Data entries

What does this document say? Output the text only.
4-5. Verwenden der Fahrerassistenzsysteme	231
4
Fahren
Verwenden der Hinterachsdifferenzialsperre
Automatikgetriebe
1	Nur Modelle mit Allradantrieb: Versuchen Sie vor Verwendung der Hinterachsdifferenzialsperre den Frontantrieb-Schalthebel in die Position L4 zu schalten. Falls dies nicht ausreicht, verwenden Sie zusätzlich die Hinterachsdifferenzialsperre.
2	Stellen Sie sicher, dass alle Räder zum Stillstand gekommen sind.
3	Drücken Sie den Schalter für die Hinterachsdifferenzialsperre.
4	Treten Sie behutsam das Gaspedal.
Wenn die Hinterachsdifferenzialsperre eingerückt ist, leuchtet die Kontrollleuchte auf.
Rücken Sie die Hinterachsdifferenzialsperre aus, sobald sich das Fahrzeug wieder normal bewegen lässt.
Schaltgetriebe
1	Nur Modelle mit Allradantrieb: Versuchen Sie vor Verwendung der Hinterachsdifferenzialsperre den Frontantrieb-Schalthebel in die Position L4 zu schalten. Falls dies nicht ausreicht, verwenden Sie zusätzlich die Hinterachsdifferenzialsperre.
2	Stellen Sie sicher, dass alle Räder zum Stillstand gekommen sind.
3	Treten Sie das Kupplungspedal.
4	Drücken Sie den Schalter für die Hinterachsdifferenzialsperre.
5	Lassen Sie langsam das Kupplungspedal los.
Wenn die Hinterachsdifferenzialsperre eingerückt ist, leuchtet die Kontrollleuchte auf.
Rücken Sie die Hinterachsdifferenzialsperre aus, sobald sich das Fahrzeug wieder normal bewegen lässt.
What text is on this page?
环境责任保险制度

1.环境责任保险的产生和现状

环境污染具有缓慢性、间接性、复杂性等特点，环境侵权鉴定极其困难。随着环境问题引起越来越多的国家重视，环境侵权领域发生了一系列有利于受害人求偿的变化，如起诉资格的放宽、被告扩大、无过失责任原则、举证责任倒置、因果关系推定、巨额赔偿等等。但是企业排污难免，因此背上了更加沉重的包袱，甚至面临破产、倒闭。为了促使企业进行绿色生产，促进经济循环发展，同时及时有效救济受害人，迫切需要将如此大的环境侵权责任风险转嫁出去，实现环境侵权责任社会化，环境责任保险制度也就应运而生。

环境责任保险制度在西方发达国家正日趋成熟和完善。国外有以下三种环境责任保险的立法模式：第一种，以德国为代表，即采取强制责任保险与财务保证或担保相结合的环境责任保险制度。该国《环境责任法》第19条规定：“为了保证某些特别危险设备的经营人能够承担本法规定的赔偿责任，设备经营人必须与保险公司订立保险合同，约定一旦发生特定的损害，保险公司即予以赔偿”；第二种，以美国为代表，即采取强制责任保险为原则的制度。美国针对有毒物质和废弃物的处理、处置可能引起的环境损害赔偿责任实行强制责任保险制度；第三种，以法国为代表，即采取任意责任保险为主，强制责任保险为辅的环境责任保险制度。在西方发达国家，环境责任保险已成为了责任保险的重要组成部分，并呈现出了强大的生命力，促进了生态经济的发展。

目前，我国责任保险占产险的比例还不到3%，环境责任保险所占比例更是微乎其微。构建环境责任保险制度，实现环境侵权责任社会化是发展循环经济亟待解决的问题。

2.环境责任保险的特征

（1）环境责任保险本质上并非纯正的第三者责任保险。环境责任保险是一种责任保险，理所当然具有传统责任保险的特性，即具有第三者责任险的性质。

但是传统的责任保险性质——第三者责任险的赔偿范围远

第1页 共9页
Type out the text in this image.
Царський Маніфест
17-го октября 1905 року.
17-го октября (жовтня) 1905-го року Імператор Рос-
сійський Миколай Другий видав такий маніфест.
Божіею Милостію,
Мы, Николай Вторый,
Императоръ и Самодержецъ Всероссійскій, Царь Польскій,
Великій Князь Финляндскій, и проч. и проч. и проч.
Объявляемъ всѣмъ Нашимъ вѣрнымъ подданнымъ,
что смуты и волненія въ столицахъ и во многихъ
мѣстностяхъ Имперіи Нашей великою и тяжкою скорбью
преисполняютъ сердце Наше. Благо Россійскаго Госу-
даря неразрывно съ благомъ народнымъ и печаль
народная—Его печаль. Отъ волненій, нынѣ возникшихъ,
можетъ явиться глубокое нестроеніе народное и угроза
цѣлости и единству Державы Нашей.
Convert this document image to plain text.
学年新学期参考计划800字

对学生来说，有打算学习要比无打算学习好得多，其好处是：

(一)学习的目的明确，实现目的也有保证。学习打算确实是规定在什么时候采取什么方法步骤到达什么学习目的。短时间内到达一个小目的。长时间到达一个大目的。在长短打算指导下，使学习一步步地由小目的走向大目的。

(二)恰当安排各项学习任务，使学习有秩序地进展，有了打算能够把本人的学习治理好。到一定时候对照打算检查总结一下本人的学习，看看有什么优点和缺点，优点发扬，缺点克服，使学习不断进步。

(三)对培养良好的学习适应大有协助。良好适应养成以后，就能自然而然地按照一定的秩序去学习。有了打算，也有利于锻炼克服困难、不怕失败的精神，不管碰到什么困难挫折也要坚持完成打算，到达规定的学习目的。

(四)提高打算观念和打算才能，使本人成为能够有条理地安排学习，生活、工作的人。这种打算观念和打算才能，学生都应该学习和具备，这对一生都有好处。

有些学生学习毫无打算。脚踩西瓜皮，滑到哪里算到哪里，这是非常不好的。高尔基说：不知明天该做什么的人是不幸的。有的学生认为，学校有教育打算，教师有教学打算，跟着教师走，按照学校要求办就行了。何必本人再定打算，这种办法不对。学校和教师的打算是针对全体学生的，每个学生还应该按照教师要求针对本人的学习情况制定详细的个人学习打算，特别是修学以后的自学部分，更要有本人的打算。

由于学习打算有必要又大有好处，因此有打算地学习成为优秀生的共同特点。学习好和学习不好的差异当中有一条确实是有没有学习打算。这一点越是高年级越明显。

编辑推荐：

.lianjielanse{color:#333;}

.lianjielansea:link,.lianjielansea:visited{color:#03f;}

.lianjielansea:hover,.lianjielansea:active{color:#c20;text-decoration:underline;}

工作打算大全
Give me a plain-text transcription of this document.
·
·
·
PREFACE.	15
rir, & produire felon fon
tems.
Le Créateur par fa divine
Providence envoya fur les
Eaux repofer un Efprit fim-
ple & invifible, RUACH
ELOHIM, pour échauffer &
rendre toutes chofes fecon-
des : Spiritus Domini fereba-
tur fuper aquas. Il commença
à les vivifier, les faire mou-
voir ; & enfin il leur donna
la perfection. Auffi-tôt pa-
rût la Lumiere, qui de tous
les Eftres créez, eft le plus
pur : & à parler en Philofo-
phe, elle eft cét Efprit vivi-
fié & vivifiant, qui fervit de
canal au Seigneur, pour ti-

◆ GIVEN PROBLEM:
Select every line above that contains the word "pour", and copy it.

◆ SOLUTION TO THE PROBLEM:
ELOHIM, pour échauffer &
canal au Seigneur, pour ti-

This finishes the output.